Written problem
Gather all lines with "name" from the records.

Raw records
====================
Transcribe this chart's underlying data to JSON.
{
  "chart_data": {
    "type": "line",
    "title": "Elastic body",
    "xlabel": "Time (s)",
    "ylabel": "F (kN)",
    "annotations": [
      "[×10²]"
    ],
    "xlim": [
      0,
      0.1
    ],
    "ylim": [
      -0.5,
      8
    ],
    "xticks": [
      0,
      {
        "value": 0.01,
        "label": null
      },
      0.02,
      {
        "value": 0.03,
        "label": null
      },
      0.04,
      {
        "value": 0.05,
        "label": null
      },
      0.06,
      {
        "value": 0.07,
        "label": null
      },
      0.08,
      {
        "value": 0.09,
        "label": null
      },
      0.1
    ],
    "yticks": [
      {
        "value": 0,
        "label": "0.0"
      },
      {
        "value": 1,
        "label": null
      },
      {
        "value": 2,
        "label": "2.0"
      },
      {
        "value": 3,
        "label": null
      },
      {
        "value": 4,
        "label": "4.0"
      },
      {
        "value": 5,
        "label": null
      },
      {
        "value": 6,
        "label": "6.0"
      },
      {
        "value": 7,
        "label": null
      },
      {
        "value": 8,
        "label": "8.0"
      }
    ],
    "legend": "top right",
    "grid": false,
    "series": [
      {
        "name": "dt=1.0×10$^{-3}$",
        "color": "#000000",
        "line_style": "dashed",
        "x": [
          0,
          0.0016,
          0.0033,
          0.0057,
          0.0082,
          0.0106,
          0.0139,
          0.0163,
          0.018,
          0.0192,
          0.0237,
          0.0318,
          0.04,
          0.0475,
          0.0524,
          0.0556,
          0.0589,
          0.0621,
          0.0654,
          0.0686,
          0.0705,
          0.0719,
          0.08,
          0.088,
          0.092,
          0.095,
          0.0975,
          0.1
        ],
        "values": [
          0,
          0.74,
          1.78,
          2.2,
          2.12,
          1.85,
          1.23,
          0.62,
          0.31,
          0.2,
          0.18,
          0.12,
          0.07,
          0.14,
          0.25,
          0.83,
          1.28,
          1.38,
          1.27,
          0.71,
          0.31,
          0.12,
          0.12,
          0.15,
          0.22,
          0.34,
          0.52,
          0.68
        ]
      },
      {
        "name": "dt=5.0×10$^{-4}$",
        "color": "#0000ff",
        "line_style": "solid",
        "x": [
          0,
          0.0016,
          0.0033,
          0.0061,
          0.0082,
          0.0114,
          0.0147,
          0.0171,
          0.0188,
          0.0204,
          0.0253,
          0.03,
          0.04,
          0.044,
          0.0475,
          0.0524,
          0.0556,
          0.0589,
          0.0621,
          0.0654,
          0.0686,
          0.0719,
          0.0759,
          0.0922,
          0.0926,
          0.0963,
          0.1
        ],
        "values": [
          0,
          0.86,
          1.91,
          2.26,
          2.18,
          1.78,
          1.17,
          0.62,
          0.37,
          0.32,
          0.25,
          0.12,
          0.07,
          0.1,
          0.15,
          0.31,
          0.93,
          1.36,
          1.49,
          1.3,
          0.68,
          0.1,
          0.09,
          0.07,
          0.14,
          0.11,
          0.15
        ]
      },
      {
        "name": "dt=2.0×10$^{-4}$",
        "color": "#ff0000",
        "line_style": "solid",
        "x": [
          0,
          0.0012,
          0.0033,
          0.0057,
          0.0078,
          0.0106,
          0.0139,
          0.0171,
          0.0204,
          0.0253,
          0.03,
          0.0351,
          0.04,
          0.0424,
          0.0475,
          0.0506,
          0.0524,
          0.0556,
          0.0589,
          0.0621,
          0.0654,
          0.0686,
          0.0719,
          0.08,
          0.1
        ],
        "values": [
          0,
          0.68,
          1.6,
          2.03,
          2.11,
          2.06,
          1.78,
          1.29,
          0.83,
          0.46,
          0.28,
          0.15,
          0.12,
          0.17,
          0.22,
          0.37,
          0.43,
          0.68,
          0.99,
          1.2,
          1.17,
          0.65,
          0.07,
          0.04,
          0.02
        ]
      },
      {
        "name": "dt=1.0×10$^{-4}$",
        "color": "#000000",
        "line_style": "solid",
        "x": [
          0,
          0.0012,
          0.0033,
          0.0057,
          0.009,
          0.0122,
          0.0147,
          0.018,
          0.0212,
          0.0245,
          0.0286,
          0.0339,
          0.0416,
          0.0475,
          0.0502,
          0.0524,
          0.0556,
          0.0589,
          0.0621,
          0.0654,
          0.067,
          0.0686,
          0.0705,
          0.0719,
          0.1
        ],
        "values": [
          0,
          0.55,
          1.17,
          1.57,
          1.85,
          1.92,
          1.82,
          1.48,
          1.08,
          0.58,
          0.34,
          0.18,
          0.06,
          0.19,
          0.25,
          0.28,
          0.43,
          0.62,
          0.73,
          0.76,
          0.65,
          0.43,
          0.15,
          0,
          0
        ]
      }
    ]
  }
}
====================
Task solution
        "name": "dt=1.0×10$^{-3}$",
        "name": "dt=5.0×10$^{-4}$",
        "name": "dt=2.0×10$^{-4}$",
        "name": "dt=1.0×10$^{-4}$",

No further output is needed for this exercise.